• [Provided material]
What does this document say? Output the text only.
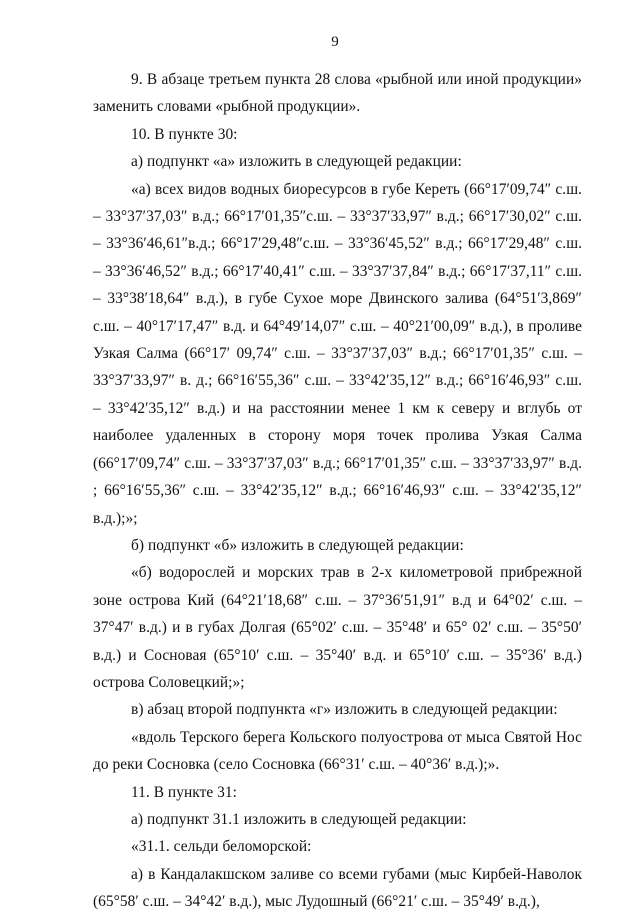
9

9. В абзаце третьем пункта 28 слова «рыбной или иной продукции» заменить словами «рыбной продукции».

10. В пункте 30:

а) подпункт «а» изложить в следующей редакции:

«а) всех видов водных биоресурсов в губе Кереть (66°17′09,74″ с.ш. – 33°37′37,03″ в.д.; 66°17′01,35″с.ш. – 33°37′33,97″ в.д.; 66°17′30,02″ с.ш. – 33°36′46,61″в.д.; 66°17′29,48″с.ш. – 33°36′45,52″ в.д.; 66°17′29,48″ с.ш. – 33°36′46,52″ в.д.; 66°17′40,41″ с.ш. – 33°37′37,84″ в.д.; 66°17′37,11″ с.ш. – 33°38′18,64″ в.д.), в губе Сухое море Двинского залива (64°51′3,869″ с.ш. – 40°17′17,47″ в.д. и 64°49′14,07″ с.ш. – 40°21′00,09″ в.д.), в проливе Узкая Салма (66°17′ 09,74″ с.ш. – 33°37′37,03″ в.д.; 66°17′01,35″ с.ш. – 33°37′33,97″ в. д.; 66°16′55,36″ с.ш. – 33°42′35,12″ в.д.; 66°16′46,93″ с.ш. – 33°42′35,12″ в.д.) и на расстоянии менее 1 км к северу и вглубь от наиболее удаленных в сторону моря точек пролива Узкая Салма (66°17′09,74″ с.ш. – 33°37′37,03″ в.д.; 66°17′01,35″ с.ш. – 33°37′33,97″ в.д. ; 66°16′55,36″ с.ш. – 33°42′35,12″ в.д.; 66°16′46,93″ с.ш. – 33°42′35,12″ в.д.);»;

б) подпункт «б» изложить в следующей редакции:

«б) водорослей и морских трав в 2-х километровой прибрежной зоне острова Кий (64°21′18,68″ с.ш. – 37°36′51,91″ в.д и 64°02′ с.ш. – 37°47′ в.д.) и в губах Долгая (65°02′ с.ш. – 35°48′ и 65° 02′ с.ш. – 35°50′ в.д.) и Сосновая (65°10′ с.ш. – 35°40′ в.д. и 65°10′ с.ш. – 35°36′ в.д.) острова Соловецкий;»;

в) абзац второй подпункта «г» изложить в следующей редакции:

«вдоль Терского берега Кольского полуострова от мыса Святой Нос до реки Сосновка (село Сосновка (66°31′ с.ш. – 40°36′ в.д.);».

11. В пункте 31:

а) подпункт 31.1 изложить в следующей редакции:

«31.1. сельди беломорской:

а) в Кандалакшском заливе со всеми губами (мыс Кирбей-Наволок (65°58′ с.ш. – 34°42′ в.д.), мыс Лудошный (66°21′ с.ш. – 35°49′ в.д.),
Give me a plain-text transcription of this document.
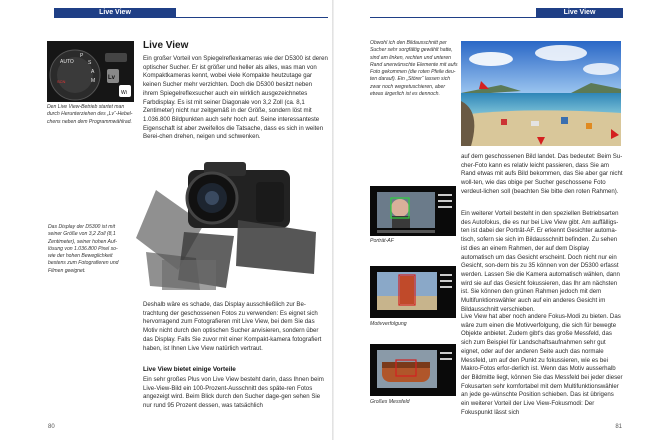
Live View
AUTO
P
S
A
M
SCN
Lv
Wi

Den Live View-Betrieb startet man durch Herunterziehen des „Lv“-Hebel-chens neben dem Programmwählrad.

Live View

Ein großer Vorteil von Spiegelreflexkameras wie der D5300 ist deren optischer Sucher. Er ist größer und heller als alles, was man von Kompaktkameras kennt, wobei viele Kompakte heutzutage gar keinen Sucher mehr verzichten. Doch die D5300 besitzt neben ihrem Spiegelreflexsucher auch ein wirklich ausgezeichnetes Farbdisplay. Es ist mit seiner Diagonale von 3,2 Zoll (ca. 8,1 Zentimeter) nicht nur zeitgemäß in der Größe, sondern löst mit 1.036.800 Bildpunkten auch sehr hoch auf. Seine interessanteste Eigenschaft ist aber zweifellos die Tatsache, dass es sich in weiten Berei-chen drehen, neigen und schwenken.

Das Display der D5300 ist mit seiner Größe von 3,2 Zoll (8,1 Zentimeter), seiner hohen Auf-lösung von 1.036.800 Pixel so-wie der hohen Beweglichkeit bestens zum Fotografieren und Filmen geeignet.

Deshalb wäre es schade, das Display ausschließlich zur Be-trachtung der geschossenen Fotos zu verwenden: Es eignet sich hervorragend zum Fotografieren mit Live View, bei dem Sie das Motiv nicht durch den optischen Sucher anvisieren, sondern über das Display. Falls Sie zuvor mit einer Kompakt-kamera fotografiert haben, ist Ihnen Live View natürlich vertraut.

Live View bietet einige Vorteile

Ein sehr großes Plus von Live View besteht darin, dass Ihnen beim Live-View-Bild ein 100-Prozent-Ausschnitt des späte-ren Fotos angezeigt wird. Beim Blick durch den Sucher dage-gen sehen Sie nur rund 95 Prozent dessen, was tatsächlich

80
Live View

Obwohl ich den Bildausschnitt per Sucher sehr sorgfältig gewählt hatte, sind am linken, rechten und unteren Rand unerwünschte Elemente mit aufs Foto gekommen (die roten Pfeile deu-ten darauf). Ein „Störer“ lassen sich zwar noch wegretuschieren, aber etwas ärgerlich ist es dennoch.

auf dem geschossenen Bild landet. Das bedeutet: Beim Su-cher-Foto kann es relativ leicht passieren, dass Sie am Rand etwas mit aufs Bild bekommen, das Sie aber gar nicht woll-ten, wie das obige per Sucher geschossene Foto verdeut-lichen soll (beachten Sie bitte den roten Rahmen).

Porträt-AF
Motivverfolgung
Großes Messfeld

Ein weiterer Vorteil besteht in den speziellen Betriebsarten des Autofokus, die es nur bei Live View gibt. Am auffälligs-ten ist dabei der Porträt-AF. Er erkennt Gesichter automa-tisch, sofern sie sich im Bildausschnitt befinden. Zu sehen ist dies an einem Rahmen, der auf dem Display automatisch um das Gesicht erscheint. Doch nicht nur ein Gesicht, son-dern bis zu 35 können von der D5300 erfasst werden. Lassen Sie die Kamera automatisch wählen, dann wird sie auf das Gesicht fokussieren, das Ihr am nächsten ist. Sie können den grünen Rahmen jedoch mit dem Multifunktionswähler auch auf ein anderes Gesicht im Bildausschnitt verschieben.

Live View hat aber noch andere Fokus-Modi zu bieten. Das wäre zum einen die Motivverfolgung, die sich für bewegte Objekte anbietet. Zudem gibt's das große Messfeld, das sich zum Beispiel für Landschaftsaufnahmen sehr gut eignet, oder auf der anderen Seite auch das normale Messfeld, um auf den Punkt zu fokussieren, wie es bei Makro-Fotos erfor-derlich ist. Wenn das Motiv ausserhalb der Bildmitte liegt, können Sie das Messfeld bei jeder dieser Fokusarten sehr komfortabel mit dem Multifunktionswähler an jede ge-wünschte Position schieben. Das ist übrigens ein weiterer Vorteil der Live View-Fokusmodi: Der Fokuspunkt lässt sich

81
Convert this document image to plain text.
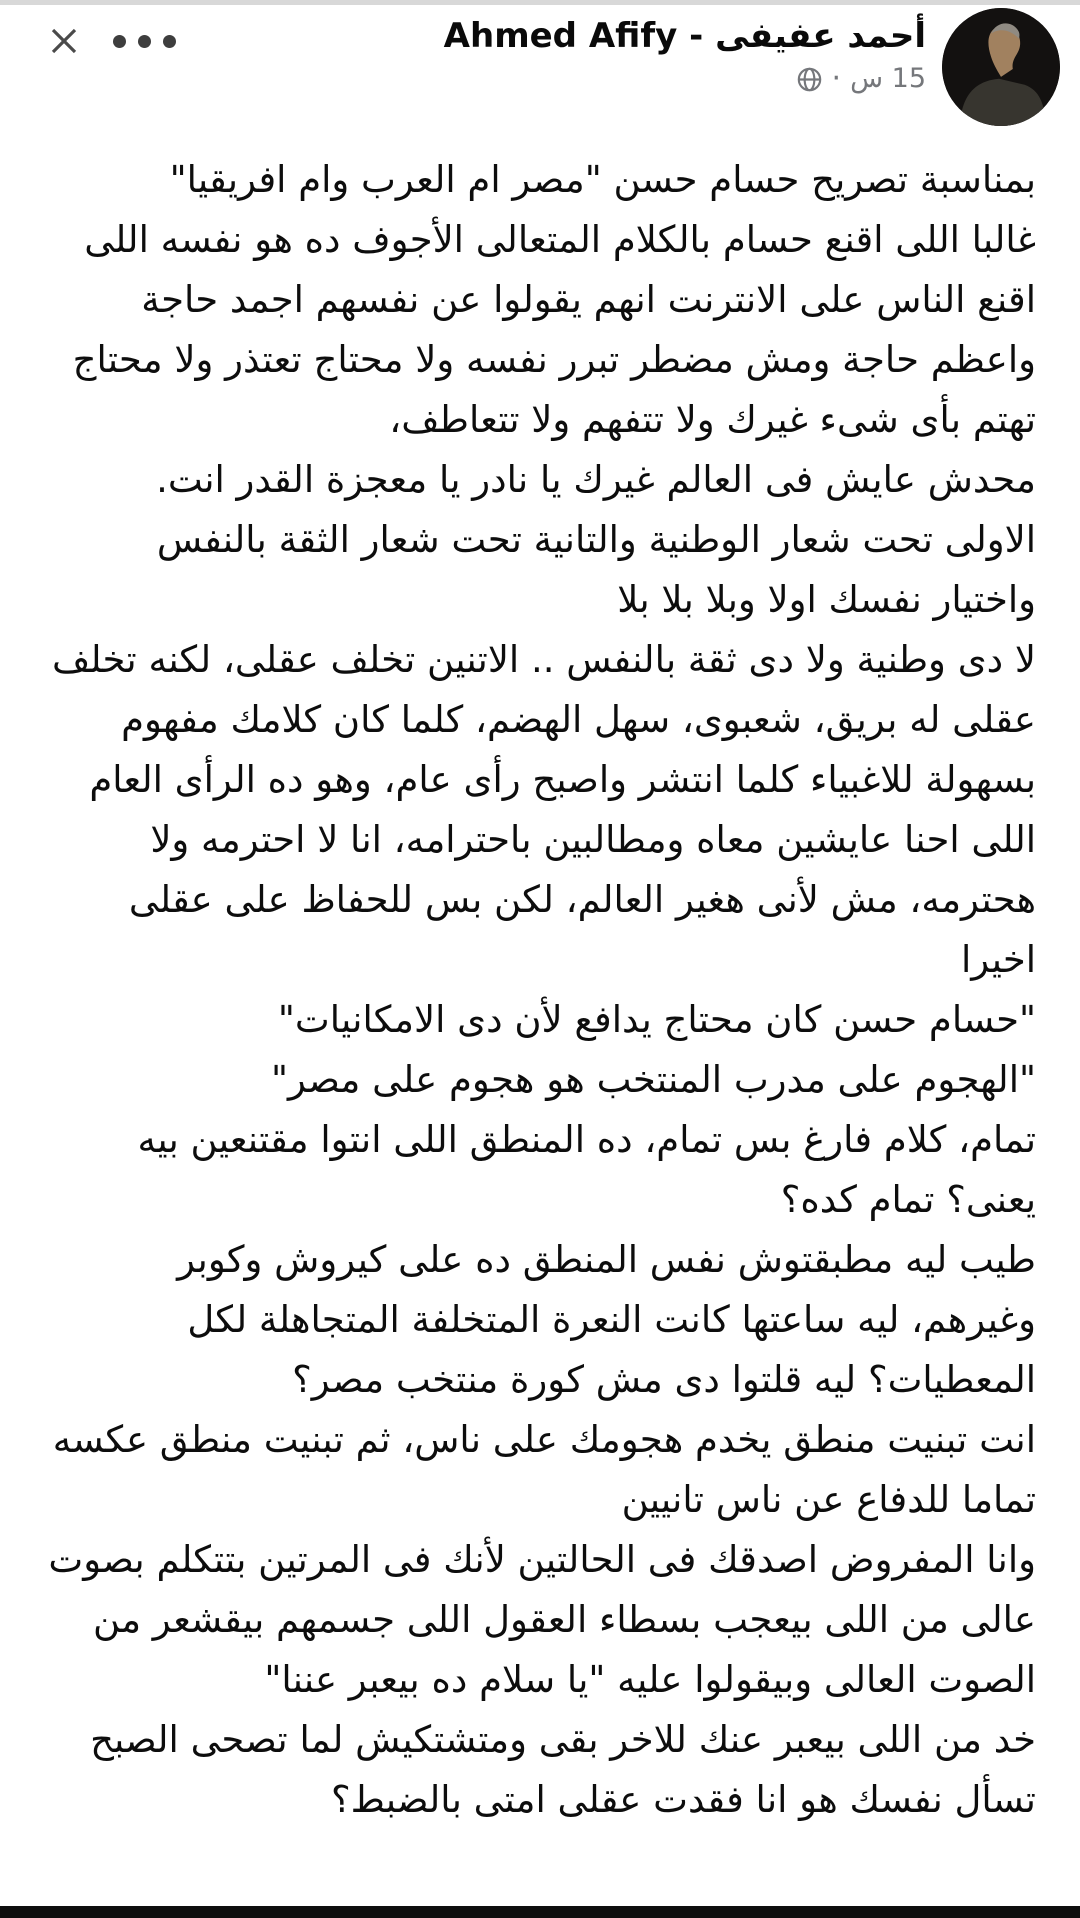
أحمد عفيفى - Ahmed Afify
15 س
·
بمناسبة تصريح حسام حسن "مصر ام العرب وام افريقيا"
غالبا اللى اقنع حسام بالكلام المتعالى الأجوف ده هو نفسه اللى اقنع الناس على الانترنت انهم يقولوا عن نفسهم اجمد حاجة واعظم حاجة ومش مضطر تبرر نفسه ولا محتاج تعتذر ولا محتاج تهتم بأى شىء غيرك ولا تتفهم ولا تتعاطف،
محدش عايش فى العالم غيرك يا نادر يا معجزة القدر انت.
الاولى تحت شعار الوطنية والتانية تحت شعار الثقة بالنفس واختيار نفسك اولا وبلا بلا بلا
لا دى وطنية ولا دى ثقة بالنفس .. الاتنين تخلف عقلى، لكنه تخلف عقلى له بريق، شعبوى، سهل الهضم، كلما كان كلامك مفهوم بسهولة للاغبياء كلما انتشر واصبح رأى عام، وهو ده الرأى العام اللى احنا عايشين معاه ومطالبين باحترامه، انا لا احترمه ولا هحترمه، مش لأنى هغير العالم، لكن بس للحفاظ على عقلى
اخيرا
"حسام حسن كان محتاج يدافع لأن دى الامكانيات"
"الهجوم على مدرب المنتخب هو هجوم على مصر"
تمام، كلام فارغ بس تمام، ده المنطق اللى انتوا مقتنعين بيه يعنى؟ تمام كده؟
طيب ليه مطبقتوش نفس المنطق ده على كيروش وكوبر وغيرهم، ليه ساعتها كانت النعرة المتخلفة المتجاهلة لكل المعطيات؟ ليه قلتوا دى مش كورة منتخب مصر؟
انت تبنيت منطق يخدم هجومك على ناس، ثم تبنيت منطق عكسه تماما للدفاع عن ناس تانيين
وانا المفروض اصدقك فى الحالتين لأنك فى المرتين بتتكلم بصوت عالى من اللى بيعجب بسطاء العقول اللى جسمهم بيقشعر من الصوت العالى وبيقولوا عليه "يا سلام ده بيعبر عننا"
خد من اللى بيعبر عنك للاخر بقى ومتشتكيش لما تصحى الصبح تسأل نفسك هو انا فقدت عقلى امتى بالضبط؟
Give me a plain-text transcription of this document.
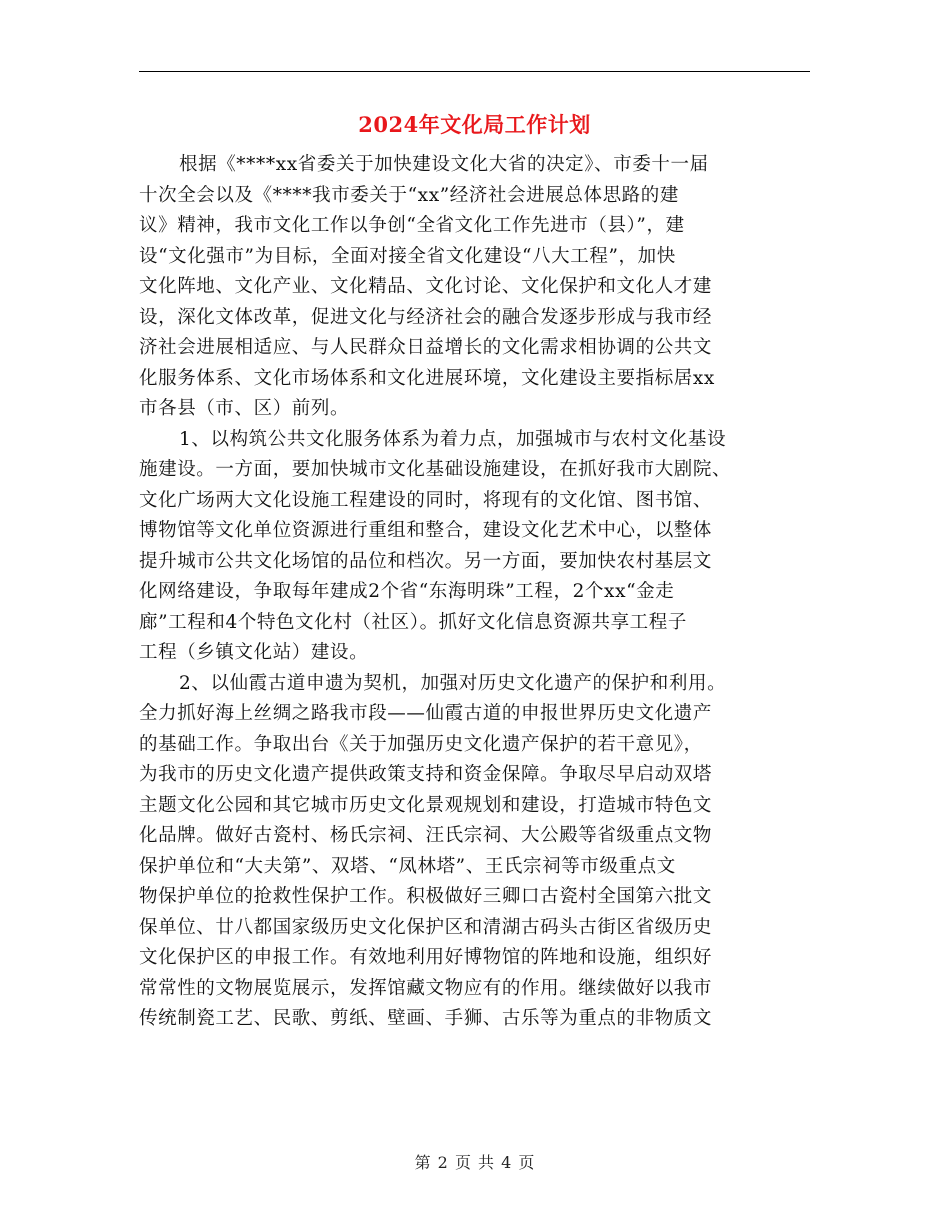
2024年文化局工作计划
根据《****xx省委关于加快建设文化大省的决定》、市委十一届
十次全会以及《****我市委关于“xx”经济社会进展总体思路的建
议》精神，我市文化工作以争创“全省文化工作先进市（县）”，建
设“文化强市”为目标，全面对接全省文化建设“八大工程”，加快
文化阵地、文化产业、文化精品、文化讨论、文化保护和文化人才建
设，深化文体改革，促进文化与经济社会的融合发逐步形成与我市经
济社会进展相适应、与人民群众日益增长的文化需求相协调的公共文
化服务体系、文化市场体系和文化进展环境，文化建设主要指标居xx
市各县（市、区）前列。
1、以构筑公共文化服务体系为着力点，加强城市与农村文化基设
施建设。一方面，要加快城市文化基础设施建设，在抓好我市大剧院、
文化广场两大文化设施工程建设的同时，将现有的文化馆、图书馆、
博物馆等文化单位资源进行重组和整合，建设文化艺术中心，以整体
提升城市公共文化场馆的品位和档次。另一方面，要加快农村基层文
化网络建设，争取每年建成2个省“东海明珠”工程，2个xx“金走
廊”工程和4个特色文化村（社区）。抓好文化信息资源共享工程子
工程（乡镇文化站）建设。
2、以仙霞古道申遗为契机，加强对历史文化遗产的保护和利用。
全力抓好海上丝绸之路我市段——仙霞古道的申报世界历史文化遗产
的基础工作。争取出台《关于加强历史文化遗产保护的若干意见》，
为我市的历史文化遗产提供政策支持和资金保障。争取尽早启动双塔
主题文化公园和其它城市历史文化景观规划和建设，打造城市特色文
化品牌。做好古瓷村、杨氏宗祠、汪氏宗祠、大公殿等省级重点文物
保护单位和“大夫第”、双塔、“凤林塔”、王氏宗祠等市级重点文
物保护单位的抢救性保护工作。积极做好三卿口古瓷村全国第六批文
保单位、廿八都国家级历史文化保护区和清湖古码头古街区省级历史
文化保护区的申报工作。有效地利用好博物馆的阵地和设施，组织好
常常性的文物展览展示，发挥馆藏文物应有的作用。继续做好以我市
传统制瓷工艺、民歌、剪纸、壁画、手狮、古乐等为重点的非物质文
第 2 页 共 4 页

• [Stated goal] Every line in the data that holds "نفسك" should be copied out.

• [Output of the task]
الاولى تحت شعار الوطنية والتانية تحت شعار الثقة بالنفس واختيار نفسك اولا وبلا بلا بلا
خد من اللى بيعبر عنك للاخر بقى ومتشتكيش لما تصحى الصبح تسأل نفسك هو انا فقدت عقلى امتى بالضبط؟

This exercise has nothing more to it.